(Collection entries)
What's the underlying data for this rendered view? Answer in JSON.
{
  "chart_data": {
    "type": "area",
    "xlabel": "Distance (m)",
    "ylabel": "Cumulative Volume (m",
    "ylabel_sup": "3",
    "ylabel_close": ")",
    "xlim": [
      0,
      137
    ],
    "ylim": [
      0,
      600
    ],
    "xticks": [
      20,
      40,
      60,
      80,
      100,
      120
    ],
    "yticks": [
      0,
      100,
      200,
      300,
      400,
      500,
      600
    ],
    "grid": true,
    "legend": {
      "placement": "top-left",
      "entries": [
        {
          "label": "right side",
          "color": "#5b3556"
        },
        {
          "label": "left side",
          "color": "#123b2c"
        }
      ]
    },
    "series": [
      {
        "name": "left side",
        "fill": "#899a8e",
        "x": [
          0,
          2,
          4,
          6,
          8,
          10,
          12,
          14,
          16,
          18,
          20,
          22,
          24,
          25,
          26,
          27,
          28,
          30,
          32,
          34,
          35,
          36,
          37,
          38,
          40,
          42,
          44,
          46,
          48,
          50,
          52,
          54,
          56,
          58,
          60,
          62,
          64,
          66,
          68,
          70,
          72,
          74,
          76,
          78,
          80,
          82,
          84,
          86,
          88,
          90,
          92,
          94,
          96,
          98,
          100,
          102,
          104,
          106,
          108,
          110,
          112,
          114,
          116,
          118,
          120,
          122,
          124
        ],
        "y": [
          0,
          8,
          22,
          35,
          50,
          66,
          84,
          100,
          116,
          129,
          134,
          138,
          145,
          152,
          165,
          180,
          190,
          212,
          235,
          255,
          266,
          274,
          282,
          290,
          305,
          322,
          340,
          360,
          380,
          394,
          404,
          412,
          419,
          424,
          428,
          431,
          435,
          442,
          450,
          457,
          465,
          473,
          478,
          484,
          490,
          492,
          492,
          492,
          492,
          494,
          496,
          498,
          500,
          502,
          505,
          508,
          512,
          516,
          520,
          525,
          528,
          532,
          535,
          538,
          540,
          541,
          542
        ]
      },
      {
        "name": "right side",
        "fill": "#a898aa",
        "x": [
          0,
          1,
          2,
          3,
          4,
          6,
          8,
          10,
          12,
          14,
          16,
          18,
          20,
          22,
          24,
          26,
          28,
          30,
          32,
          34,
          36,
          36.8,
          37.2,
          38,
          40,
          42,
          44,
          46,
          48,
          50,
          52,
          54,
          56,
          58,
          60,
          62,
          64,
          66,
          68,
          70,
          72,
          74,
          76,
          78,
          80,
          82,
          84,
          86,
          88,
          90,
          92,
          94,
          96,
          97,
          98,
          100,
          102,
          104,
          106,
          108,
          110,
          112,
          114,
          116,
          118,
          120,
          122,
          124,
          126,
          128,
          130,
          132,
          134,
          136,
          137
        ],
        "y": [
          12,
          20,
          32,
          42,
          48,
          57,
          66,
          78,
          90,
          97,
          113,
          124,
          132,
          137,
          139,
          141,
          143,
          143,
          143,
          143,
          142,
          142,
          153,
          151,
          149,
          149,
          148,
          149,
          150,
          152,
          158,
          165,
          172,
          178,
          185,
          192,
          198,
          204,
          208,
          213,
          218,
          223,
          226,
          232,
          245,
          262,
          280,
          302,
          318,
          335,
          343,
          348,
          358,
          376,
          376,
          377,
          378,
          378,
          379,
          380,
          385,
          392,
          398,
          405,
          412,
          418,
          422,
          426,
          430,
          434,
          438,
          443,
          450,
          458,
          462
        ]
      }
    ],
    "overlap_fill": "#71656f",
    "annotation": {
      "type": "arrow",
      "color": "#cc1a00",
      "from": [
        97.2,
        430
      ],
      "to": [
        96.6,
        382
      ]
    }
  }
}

What the task requires: Give the number of lines in the data that contain "color", with no other words.

Finished answer: 3